→ Records to use:

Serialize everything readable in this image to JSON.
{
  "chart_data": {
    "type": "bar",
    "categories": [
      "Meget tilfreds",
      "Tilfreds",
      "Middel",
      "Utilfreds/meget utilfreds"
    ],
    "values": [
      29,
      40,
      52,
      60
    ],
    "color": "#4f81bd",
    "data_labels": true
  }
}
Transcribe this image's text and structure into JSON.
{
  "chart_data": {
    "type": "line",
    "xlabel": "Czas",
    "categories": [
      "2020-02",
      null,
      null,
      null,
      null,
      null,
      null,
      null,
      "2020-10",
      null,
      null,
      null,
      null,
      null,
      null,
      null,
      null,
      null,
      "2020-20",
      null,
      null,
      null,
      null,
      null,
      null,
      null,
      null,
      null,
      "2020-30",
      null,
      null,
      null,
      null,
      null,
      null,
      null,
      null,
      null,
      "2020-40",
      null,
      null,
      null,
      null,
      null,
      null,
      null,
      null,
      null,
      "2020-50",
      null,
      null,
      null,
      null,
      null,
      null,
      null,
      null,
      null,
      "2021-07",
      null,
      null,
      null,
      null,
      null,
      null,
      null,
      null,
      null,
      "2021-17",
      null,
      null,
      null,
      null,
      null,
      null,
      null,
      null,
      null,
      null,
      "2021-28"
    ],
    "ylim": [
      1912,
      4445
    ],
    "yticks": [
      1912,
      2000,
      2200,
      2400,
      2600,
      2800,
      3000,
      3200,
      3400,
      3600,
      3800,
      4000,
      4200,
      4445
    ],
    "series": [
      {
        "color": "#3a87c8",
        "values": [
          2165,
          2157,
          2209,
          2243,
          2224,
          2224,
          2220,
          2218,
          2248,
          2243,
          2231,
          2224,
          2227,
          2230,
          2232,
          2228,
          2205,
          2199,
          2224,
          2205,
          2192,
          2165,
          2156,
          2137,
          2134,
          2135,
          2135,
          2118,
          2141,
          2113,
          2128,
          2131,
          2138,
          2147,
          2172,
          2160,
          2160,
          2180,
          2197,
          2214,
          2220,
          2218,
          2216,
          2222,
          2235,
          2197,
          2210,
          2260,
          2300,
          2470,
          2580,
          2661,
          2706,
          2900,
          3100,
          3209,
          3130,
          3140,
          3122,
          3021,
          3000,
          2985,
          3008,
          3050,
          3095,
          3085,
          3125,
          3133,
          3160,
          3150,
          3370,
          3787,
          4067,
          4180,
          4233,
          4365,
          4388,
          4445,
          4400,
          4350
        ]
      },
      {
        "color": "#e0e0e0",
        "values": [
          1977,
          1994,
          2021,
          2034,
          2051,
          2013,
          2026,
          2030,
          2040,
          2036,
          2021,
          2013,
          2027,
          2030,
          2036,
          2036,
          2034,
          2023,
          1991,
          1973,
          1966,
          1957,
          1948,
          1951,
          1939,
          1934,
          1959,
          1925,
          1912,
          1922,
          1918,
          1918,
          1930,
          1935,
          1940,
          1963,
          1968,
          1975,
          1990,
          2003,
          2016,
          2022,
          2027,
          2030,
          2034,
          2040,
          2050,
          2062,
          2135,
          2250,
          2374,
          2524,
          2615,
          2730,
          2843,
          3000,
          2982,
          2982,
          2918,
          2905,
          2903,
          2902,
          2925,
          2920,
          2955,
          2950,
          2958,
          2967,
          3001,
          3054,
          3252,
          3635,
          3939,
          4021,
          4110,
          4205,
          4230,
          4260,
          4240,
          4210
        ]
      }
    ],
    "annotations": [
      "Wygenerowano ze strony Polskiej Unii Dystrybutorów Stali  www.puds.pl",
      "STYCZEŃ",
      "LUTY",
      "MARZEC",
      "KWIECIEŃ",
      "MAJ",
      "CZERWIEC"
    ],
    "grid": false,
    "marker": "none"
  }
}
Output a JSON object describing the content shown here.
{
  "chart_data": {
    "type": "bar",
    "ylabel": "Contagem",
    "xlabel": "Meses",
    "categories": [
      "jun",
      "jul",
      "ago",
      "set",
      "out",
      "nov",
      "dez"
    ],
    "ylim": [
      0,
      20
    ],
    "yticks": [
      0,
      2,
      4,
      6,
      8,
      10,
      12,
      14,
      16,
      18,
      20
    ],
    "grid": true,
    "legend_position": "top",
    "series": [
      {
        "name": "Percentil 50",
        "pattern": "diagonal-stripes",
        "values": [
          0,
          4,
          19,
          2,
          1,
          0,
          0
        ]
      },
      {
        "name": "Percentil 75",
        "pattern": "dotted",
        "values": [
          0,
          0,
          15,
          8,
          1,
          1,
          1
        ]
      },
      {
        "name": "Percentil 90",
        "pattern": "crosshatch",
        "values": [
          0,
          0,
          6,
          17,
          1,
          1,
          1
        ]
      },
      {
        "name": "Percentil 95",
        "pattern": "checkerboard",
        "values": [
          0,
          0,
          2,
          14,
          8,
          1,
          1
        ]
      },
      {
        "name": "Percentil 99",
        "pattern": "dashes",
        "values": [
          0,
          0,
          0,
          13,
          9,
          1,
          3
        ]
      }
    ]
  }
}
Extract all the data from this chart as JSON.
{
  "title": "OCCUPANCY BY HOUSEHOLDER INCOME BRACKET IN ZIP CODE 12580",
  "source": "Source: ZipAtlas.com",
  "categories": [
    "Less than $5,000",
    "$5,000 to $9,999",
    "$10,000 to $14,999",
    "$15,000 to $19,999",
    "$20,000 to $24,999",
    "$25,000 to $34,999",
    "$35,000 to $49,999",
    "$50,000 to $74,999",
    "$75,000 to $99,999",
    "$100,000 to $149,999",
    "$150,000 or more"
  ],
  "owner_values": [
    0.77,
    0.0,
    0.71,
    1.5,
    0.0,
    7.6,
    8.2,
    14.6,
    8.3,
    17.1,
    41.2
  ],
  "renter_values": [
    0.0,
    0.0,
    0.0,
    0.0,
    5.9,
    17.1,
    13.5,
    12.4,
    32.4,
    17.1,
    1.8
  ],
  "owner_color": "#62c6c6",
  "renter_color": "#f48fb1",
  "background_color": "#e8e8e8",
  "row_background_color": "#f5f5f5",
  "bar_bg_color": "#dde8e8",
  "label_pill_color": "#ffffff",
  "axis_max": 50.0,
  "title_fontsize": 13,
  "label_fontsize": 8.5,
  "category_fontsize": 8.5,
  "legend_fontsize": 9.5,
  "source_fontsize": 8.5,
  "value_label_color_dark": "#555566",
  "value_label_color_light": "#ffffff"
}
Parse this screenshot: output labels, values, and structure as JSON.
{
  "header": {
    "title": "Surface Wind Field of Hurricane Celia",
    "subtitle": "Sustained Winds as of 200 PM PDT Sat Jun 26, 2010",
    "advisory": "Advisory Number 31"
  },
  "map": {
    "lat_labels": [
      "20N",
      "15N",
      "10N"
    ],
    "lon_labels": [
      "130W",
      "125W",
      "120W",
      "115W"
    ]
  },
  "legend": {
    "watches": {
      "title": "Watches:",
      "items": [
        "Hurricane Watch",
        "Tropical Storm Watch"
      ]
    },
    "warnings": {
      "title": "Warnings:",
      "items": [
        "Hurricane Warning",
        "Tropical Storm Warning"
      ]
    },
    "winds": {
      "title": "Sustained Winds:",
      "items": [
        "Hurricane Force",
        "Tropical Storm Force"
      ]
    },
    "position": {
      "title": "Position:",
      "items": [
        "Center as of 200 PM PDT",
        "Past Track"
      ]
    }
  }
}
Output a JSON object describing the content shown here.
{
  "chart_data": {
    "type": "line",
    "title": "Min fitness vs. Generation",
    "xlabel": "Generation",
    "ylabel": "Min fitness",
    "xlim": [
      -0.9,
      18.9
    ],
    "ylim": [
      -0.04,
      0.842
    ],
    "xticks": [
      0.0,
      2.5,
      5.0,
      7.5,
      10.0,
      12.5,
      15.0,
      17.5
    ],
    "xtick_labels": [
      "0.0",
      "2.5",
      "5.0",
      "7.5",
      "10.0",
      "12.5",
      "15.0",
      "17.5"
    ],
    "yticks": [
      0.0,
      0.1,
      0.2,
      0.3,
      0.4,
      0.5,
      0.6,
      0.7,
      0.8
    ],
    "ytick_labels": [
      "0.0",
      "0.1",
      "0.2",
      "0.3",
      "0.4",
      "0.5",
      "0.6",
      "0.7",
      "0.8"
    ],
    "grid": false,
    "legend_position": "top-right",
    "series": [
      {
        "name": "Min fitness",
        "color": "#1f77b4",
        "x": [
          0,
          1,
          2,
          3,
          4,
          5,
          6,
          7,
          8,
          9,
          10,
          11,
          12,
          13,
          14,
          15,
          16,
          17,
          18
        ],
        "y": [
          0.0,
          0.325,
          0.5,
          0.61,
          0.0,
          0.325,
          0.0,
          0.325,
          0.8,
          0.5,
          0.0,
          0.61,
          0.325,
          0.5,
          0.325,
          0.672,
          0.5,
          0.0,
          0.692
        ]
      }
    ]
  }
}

→ Task description: Establish how many lines of the material above hold the word "JSON". Nothing but the count should be returned.

→ Completed task: 6